| Extract provided |
++++++++++

M+’s upcoming Special Exhibition, Canton Modern: Art and Visual Culture, 1900s–1970s, presents twentieth-century Cantonese art and visual culture in its full complexity as an important chapter in global modernism. The exhibition traces radically new ways of thinking about art and its purpose in Guangzhou and Hong Kong in the early twentieth century, and explores how the artistic and cultural paths of the two cities diverged and intersected after 1949.
In this interview, curators Tina Pang and Alan Yeung reflect on the exhibition’s concept and key messages as well as its relevance to M+, Hong Kong, and beyond.
Can you explain the exhibition title, Canton Modern: Art and Visual Culture, 1900s–1970s?

++++++++++

| Material |

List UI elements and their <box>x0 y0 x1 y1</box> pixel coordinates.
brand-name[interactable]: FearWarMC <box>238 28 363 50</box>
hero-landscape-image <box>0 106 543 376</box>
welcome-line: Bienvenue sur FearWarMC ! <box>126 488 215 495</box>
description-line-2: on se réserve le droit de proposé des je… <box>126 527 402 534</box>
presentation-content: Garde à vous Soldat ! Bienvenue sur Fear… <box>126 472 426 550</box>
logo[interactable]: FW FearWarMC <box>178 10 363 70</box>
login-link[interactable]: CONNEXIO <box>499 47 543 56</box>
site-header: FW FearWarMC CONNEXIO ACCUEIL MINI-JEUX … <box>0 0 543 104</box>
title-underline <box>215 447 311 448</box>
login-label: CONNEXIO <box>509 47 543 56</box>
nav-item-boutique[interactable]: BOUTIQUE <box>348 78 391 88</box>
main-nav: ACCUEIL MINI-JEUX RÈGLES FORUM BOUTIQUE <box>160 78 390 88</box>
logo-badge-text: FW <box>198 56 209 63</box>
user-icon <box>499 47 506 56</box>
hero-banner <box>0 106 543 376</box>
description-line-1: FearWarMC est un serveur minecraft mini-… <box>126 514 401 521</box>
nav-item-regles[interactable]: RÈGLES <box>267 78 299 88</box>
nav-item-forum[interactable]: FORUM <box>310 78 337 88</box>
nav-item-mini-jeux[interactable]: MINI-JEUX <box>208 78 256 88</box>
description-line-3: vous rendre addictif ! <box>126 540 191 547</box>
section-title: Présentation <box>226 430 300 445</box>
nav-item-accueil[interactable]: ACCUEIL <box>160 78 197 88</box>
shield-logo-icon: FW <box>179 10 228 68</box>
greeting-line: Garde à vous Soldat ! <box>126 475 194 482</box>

++++++++++

| Problem 1 |
According to the Canton Modern exhibition text, which two curators are interviewed?
| Problem 2 |
Write the next part of the Canton Modern exhibition interview, picking up after its final line.

| Output 1 |
Tina Pang and Alan Yeung.

| Output 2 |
‘Canton’ is the historical name of Guangzhou in English and several European languages. In this exhibition title, however, it refers more broadly to the Cantonese-speaking region centred on Guangzhou and Hong Kong. Between 1757 and 1842, Guangzhou was the Qing dynasty’s only port for foreign trade. It was thus in the paradoxical position of being located on the cultural periphery within China but open to the rest of the world. After Hong Kong was ceded to Britain in 1842, it gradually took over Guangzhou’s role. From these two port cities, the Cantonese-speaking diaspora spread to Southeast Asia, the Americas, and other places, expanding far beyond the geographical boundaries of Guangdong province. In the early twentieth century, many Cantonese intellectuals, including Sun Yat-sen, studied in Japan and were influenced by the Meiji Restoration. This long exposure to foreign cultures set the stage for Guangdong to become a hotbed for new ideas about art and politics.
The Chinese transliteration of ‘modern’ dates from the late 1920s and captures the period’s imagination of modern life and social progress. The corresponding notion of ‘modernisation’ evokes a national aspiration that has gradually taken hold in China since its defeat in the Opium War in 1842. In terms of art and culture, ‘modernism’ refers to a conscious departure from tradition.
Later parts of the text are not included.